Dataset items
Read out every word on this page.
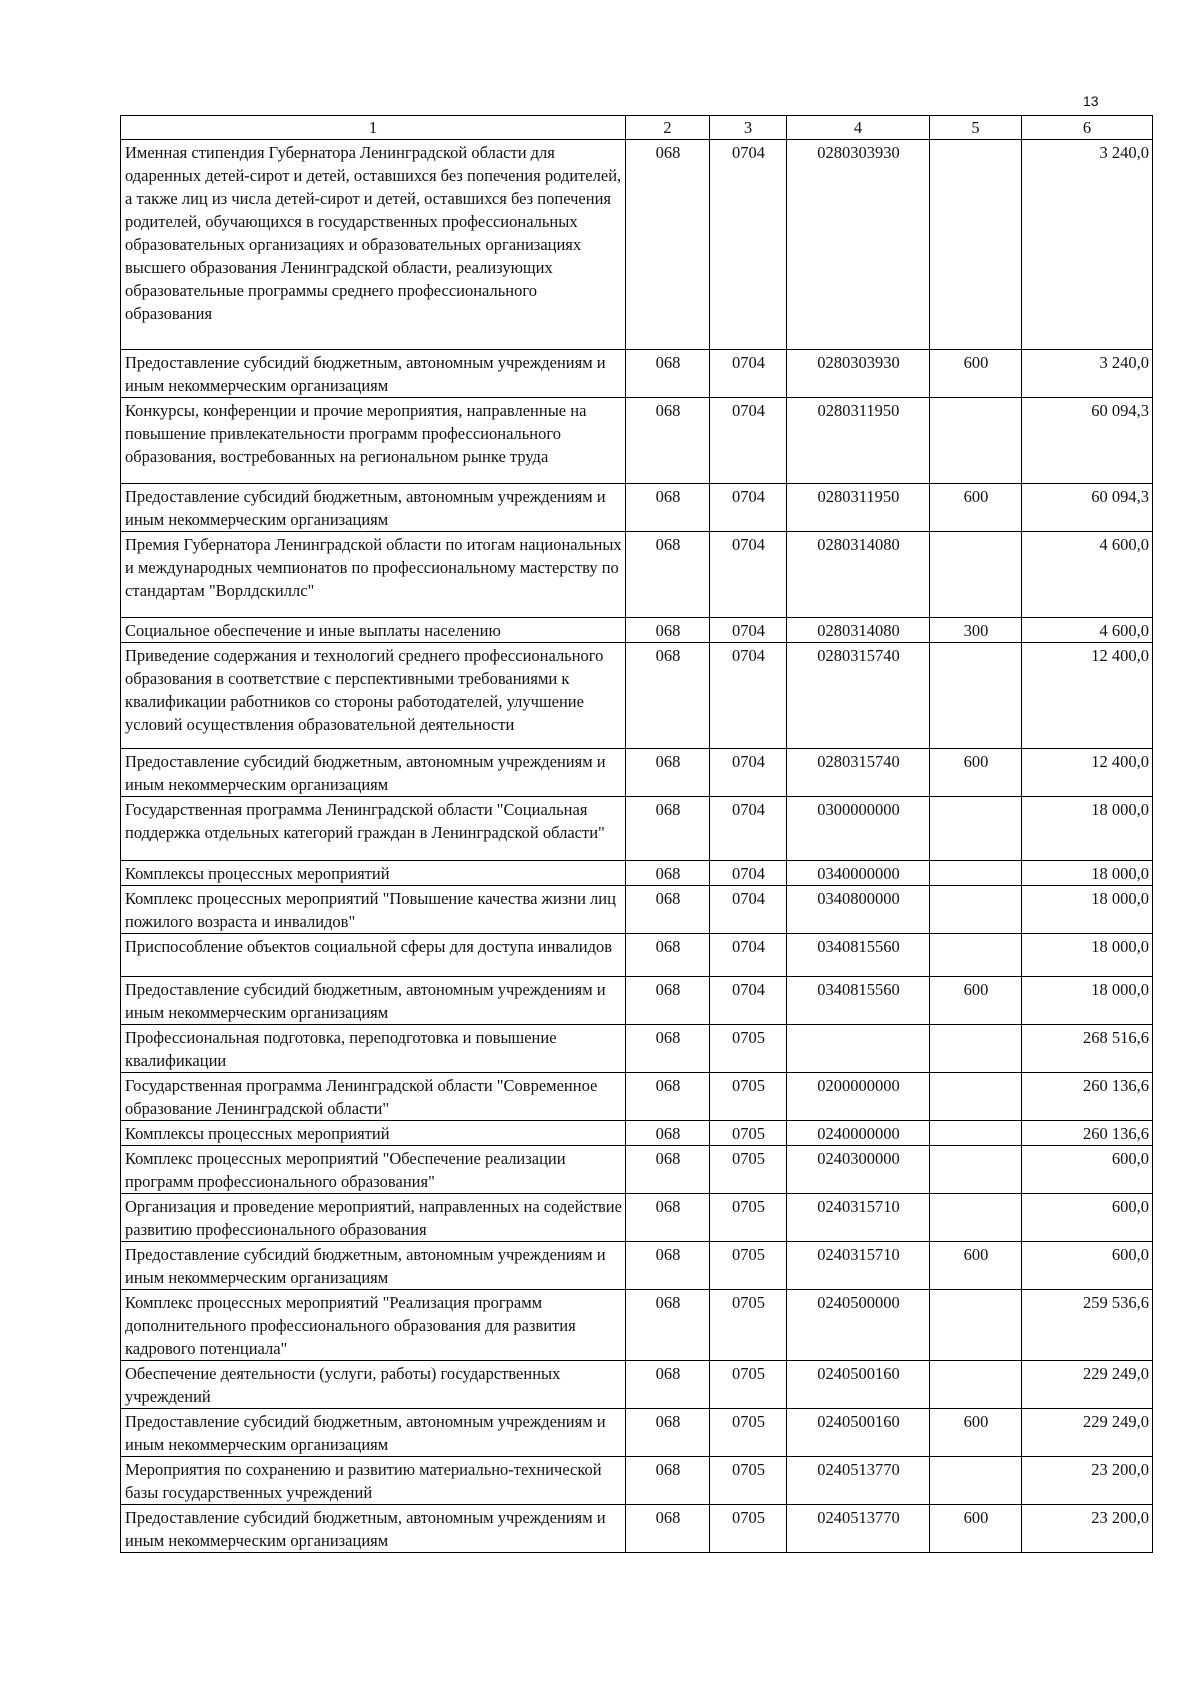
13
1	2	3	4	5	6
Именная стипендия Губернатора Ленинградской области для одаренных детей-сирот и детей, оставшихся без попечения родителей, а также лиц из числа детей-сирот и детей, оставшихся без попечения родителей, обучающихся в государственных профессиональных образовательных организациях и образовательных организациях высшего образования Ленинградской области, реализующих образовательные программы среднего профессионального образования	068	0704	0280303930		3 240,0
Предоставление субсидий бюджетным, автономным учреждениям и иным некоммерческим организациям	068	0704	0280303930	600	3 240,0
Конкурсы, конференции и прочие мероприятия, направленные на повышение привлекательности программ профессионального образования, востребованных на региональном рынке труда	068	0704	0280311950		60 094,3
Предоставление субсидий бюджетным, автономным учреждениям и иным некоммерческим организациям	068	0704	0280311950	600	60 094,3
Премия Губернатора Ленинградской области по итогам национальных и международных чемпионатов по профессиональному мастерству по стандартам "Ворлдскиллс"	068	0704	0280314080		4 600,0
Социальное обеспечение и иные выплаты населению	068	0704	0280314080	300	4 600,0
Приведение содержания и технологий среднего профессионального образования в соответствие с перспективными требованиями к квалификации работников со стороны работодателей, улучшение условий осуществления образовательной деятельности	068	0704	0280315740		12 400,0
Предоставление субсидий бюджетным, автономным учреждениям и иным некоммерческим организациям	068	0704	0280315740	600	12 400,0
Государственная программа Ленинградской области "Социальная поддержка отдельных категорий граждан в Ленинградской области"	068	0704	0300000000		18 000,0
Комплексы процессных мероприятий	068	0704	0340000000		18 000,0
Комплекс процессных мероприятий "Повышение качества жизни лиц пожилого возраста и инвалидов"	068	0704	0340800000		18 000,0
Приспособление объектов социальной сферы для доступа инвалидов	068	0704	0340815560		18 000,0
Предоставление субсидий бюджетным, автономным учреждениям и иным некоммерческим организациям	068	0704	0340815560	600	18 000,0
Профессиональная подготовка, переподготовка и повышение квалификации	068	0705			268 516,6
Государственная программа Ленинградской области "Современное образование Ленинградской области"	068	0705	0200000000		260 136,6
Комплексы процессных мероприятий	068	0705	0240000000		260 136,6
Комплекс процессных мероприятий "Обеспечение реализации программ профессионального образования"	068	0705	0240300000		600,0
Организация и проведение мероприятий, направленных на содействие развитию профессионального образования	068	0705	0240315710		600,0
Предоставление субсидий бюджетным, автономным учреждениям и иным некоммерческим организациям	068	0705	0240315710	600	600,0
Комплекс процессных мероприятий "Реализация программ дополнительного профессионального образования для развития кадрового потенциала"	068	0705	0240500000		259 536,6
Обеспечение деятельности (услуги, работы) государственных учреждений	068	0705	0240500160		229 249,0
Предоставление субсидий бюджетным, автономным учреждениям и иным некоммерческим организациям	068	0705	0240500160	600	229 249,0
Мероприятия по сохранению и развитию материально-технической базы государственных учреждений	068	0705	0240513770		23 200,0
Предоставление субсидий бюджетным, автономным учреждениям и иным некоммерческим организациям	068	0705	0240513770	600	23 200,0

- **STATED EXERCISE**: Transcribe the material as is, with images omitted.

- **THE ANSWER**:
Read out every word on this page.
13
1	2	3	4	5	6
Именная стипендия Губернатора Ленинградской области для одаренных детей-сирот и детей, оставшихся без попечения родителей, а также лиц из числа детей-сирот и детей, оставшихся без попечения родителей, обучающихся в государственных профессиональных образовательных организациях и образовательных организациях высшего образования Ленинградской области, реализующих образовательные программы среднего профессионального образования	068	0704	0280303930		3 240,0
Предоставление субсидий бюджетным, автономным учреждениям и иным некоммерческим организациям	068	0704	0280303930	600	3 240,0
Конкурсы, конференции и прочие мероприятия, направленные на повышение привлекательности программ профессионального образования, востребованных на региональном рынке труда	068	0704	0280311950		60 094,3
Предоставление субсидий бюджетным, автономным учреждениям и иным некоммерческим организациям	068	0704	0280311950	600	60 094,3
Премия Губернатора Ленинградской области по итогам национальных и международных чемпионатов по профессиональному мастерству по стандартам "Ворлдскиллс"	068	0704	0280314080		4 600,0
Социальное обеспечение и иные выплаты населению	068	0704	0280314080	300	4 600,0
Приведение содержания и технологий среднего профессионального образования в соответствие с перспективными требованиями к квалификации работников со стороны работодателей, улучшение условий осуществления образовательной деятельности	068	0704	0280315740		12 400,0
Предоставление субсидий бюджетным, автономным учреждениям и иным некоммерческим организациям	068	0704	0280315740	600	12 400,0
Государственная программа Ленинградской области "Социальная поддержка отдельных категорий граждан в Ленинградской области"	068	0704	0300000000		18 000,0
Комплексы процессных мероприятий	068	0704	0340000000		18 000,0
Комплекс процессных мероприятий "Повышение качества жизни лиц пожилого возраста и инвалидов"	068	0704	0340800000		18 000,0
Приспособление объектов социальной сферы для доступа инвалидов	068	0704	0340815560		18 000,0
Предоставление субсидий бюджетным, автономным учреждениям и иным некоммерческим организациям	068	0704	0340815560	600	18 000,0
Профессиональная подготовка, переподготовка и повышение квалификации	068	0705			268 516,6
Государственная программа Ленинградской области "Современное образование Ленинградской области"	068	0705	0200000000		260 136,6
Комплексы процессных мероприятий	068	0705	0240000000		260 136,6
Комплекс процессных мероприятий "Обеспечение реализации программ профессионального образования"	068	0705	0240300000		600,0
Организация и проведение мероприятий, направленных на содействие развитию профессионального образования	068	0705	0240315710		600,0
Предоставление субсидий бюджетным, автономным учреждениям и иным некоммерческим организациям	068	0705	0240315710	600	600,0
Комплекс процессных мероприятий "Реализация программ дополнительного профессионального образования для развития кадрового потенциала"	068	0705	0240500000		259 536,6
Обеспечение деятельности (услуги, работы) государственных учреждений	068	0705	0240500160		229 249,0
Предоставление субсидий бюджетным, автономным учреждениям и иным некоммерческим организациям	068	0705	0240500160	600	229 249,0
Мероприятия по сохранению и развитию материально-технической базы государственных учреждений	068	0705	0240513770		23 200,0
Предоставление субсидий бюджетным, автономным учреждениям и иным некоммерческим организациям	068	0705	0240513770	600	23 200,0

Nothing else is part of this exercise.